▶ **To do**: Turn the paragraph starting "As for Kliavkoff, he focused" in the article on the Pac-12's new commissioner into a short list that keeps its main facts.

▶ **Source text**:
[start]

When MGM executive George Kliavkoff was presented as the Pac-12′s new commissioner on Thursday, there was a single emphasis he had to capitalize, underscore, mark, circle, stress, scream about, do the hokey-pokey around, and celebrate.
Something his resume, his background didn’t exactly demonstrate, shout out or highlight, not in any obvious way.
Welcome to the jungle, George.
The league’s shortcoming in that sport was correctly pointed out by Kliavkoff as the conference’s “greatest weakness.”
And with that, the new guy was off to a fantastic start.
Mike Schill, the head of the Pac-12 search committee and the president of the University of Oregon, said during the introductory news conference that the committee completed an exhaustive search for just the right commissioner, and that Kliavkoff is precisely that.
Kliavkoff has the “ability to see where the hockey puck is going to go,” Schill said. “He will lead the conference of champions to a great future.”
He called the new commish a “forward thinker,” a leader who could help the conference “adapt to the future,” hitting a moving target.
As for Kliavkoff, he focused on his work history, including corporate achievements, digital strategies, prowess with cable networks, sports licensing, managing live events, sports betting ventures, and relationship building.
“I am transitioning from the best job in entertainment to the best job in sports,” said the former collegiate rower. That’s right, the man used to competitively row a boat, which might have brought back haunting images of failed commissioner Larry Scott, who as a former college tennis player was king of the small sports.
But Kliavkoff was prepared to at least partially answer a question he knew was coming, the one about the league’s biggest trouble spot.
“Success in football is really important to the Pac-12,” he said, mentioning structural issues, such as conference and nonconference scheduling and the expansion of the college football playoff.
He didn’t get specific, but, he said, “Everything is up for review.”
He said he aimed to “fix” the Pac-12 Network’s distribution problems. And the league’s football recruiting lapses, saying: “We need to be more aggressive in teaching the legacy of the Pac-12 [to recruits].”
His recognition and acknowledgement of the huge football crater the league has fallen into in recent years is a positive step forward for the Pac-12.
Everybody knows the league in the past, at least since the long ago time when it’s had any authentic forceful impact on the national scene in the college landscape’s most important sport, has covered up its “greatest weakness” by singing its own praises as a leader across the board in tennis, golf, volleyball, swimming and diving, lacrosse, softball, rowing, gymnastics, golf, track and field, cross country, fencing and whatever else.
The Pac-12 has been, by its own suggestion, the conference of champions.
Kliavkoff said he understands the juncture has arrived for the league to be the conference of what most Pac-12 sports fans really care about: the conference of football champions.
At least that used to be what Pac-12 fans cared about.
Nobody’s quite sure, not anymore, not since the conference has yielded and vacated its place as a true contender for a national football championship. The last Pac-12 national football title came by way of USC in 2004.

[end]

▶ **Raw data**:
[start]

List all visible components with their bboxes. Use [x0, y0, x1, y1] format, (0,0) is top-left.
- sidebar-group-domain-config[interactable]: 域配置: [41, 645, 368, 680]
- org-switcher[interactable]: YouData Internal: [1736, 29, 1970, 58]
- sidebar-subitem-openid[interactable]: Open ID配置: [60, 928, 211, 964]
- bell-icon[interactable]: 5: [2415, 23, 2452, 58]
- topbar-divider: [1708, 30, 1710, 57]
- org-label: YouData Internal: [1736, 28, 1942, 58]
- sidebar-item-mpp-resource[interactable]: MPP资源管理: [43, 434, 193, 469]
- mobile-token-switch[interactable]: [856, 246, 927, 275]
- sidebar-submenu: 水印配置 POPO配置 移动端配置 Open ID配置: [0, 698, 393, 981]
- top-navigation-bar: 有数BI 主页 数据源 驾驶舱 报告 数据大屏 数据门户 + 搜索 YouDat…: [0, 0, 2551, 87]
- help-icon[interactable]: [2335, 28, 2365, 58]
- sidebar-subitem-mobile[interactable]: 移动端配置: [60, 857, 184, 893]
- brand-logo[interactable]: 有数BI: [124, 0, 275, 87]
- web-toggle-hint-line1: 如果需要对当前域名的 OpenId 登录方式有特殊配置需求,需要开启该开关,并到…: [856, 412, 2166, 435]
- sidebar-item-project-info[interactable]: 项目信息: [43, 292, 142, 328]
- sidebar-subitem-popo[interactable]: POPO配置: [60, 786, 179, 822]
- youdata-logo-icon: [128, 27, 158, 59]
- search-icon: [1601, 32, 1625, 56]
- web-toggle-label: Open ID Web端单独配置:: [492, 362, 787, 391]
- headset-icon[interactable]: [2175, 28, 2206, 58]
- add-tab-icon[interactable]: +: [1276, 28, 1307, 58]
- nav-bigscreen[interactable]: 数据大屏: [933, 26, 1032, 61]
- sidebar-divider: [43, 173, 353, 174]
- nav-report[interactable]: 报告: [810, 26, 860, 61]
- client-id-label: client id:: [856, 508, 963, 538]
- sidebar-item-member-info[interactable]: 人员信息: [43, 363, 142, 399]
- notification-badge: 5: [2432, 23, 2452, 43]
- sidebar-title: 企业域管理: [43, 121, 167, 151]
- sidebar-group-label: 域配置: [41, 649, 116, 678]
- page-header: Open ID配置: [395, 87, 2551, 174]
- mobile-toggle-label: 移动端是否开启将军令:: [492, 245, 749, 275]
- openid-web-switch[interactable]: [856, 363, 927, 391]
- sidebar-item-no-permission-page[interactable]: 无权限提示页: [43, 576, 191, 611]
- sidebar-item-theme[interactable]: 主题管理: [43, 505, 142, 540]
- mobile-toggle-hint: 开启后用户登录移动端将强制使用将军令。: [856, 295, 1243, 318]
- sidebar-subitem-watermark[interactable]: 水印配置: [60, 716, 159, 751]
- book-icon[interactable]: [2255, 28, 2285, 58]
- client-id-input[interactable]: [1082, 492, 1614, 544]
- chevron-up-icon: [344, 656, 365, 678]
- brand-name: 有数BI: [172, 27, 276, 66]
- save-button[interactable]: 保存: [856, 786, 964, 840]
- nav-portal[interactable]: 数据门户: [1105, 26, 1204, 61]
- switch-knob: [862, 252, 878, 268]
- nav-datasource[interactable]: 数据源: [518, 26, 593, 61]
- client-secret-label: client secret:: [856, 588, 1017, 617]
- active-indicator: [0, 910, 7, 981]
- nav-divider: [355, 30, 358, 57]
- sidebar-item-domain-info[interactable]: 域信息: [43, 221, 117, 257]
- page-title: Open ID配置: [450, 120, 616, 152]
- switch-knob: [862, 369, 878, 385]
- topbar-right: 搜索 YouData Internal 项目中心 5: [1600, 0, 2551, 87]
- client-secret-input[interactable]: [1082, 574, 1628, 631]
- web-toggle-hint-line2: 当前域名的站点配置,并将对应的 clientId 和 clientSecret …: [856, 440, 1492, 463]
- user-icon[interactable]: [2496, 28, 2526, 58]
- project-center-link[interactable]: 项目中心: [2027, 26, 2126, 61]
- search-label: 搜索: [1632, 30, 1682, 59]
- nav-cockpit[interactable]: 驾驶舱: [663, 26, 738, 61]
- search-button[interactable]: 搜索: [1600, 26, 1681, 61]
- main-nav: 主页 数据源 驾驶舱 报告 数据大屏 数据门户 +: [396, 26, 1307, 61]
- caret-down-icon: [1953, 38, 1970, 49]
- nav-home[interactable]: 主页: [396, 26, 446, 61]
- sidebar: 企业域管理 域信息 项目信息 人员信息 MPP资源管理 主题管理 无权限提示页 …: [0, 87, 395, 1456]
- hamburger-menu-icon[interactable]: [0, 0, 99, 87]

[end]

▶ **Task answer**:
Kliavkoff focused on his work history, including:
- corporate achievements
- digital strategies
- prowess with cable networks
- sports licensing
- managing live events
- sports betting ventures
- relationship building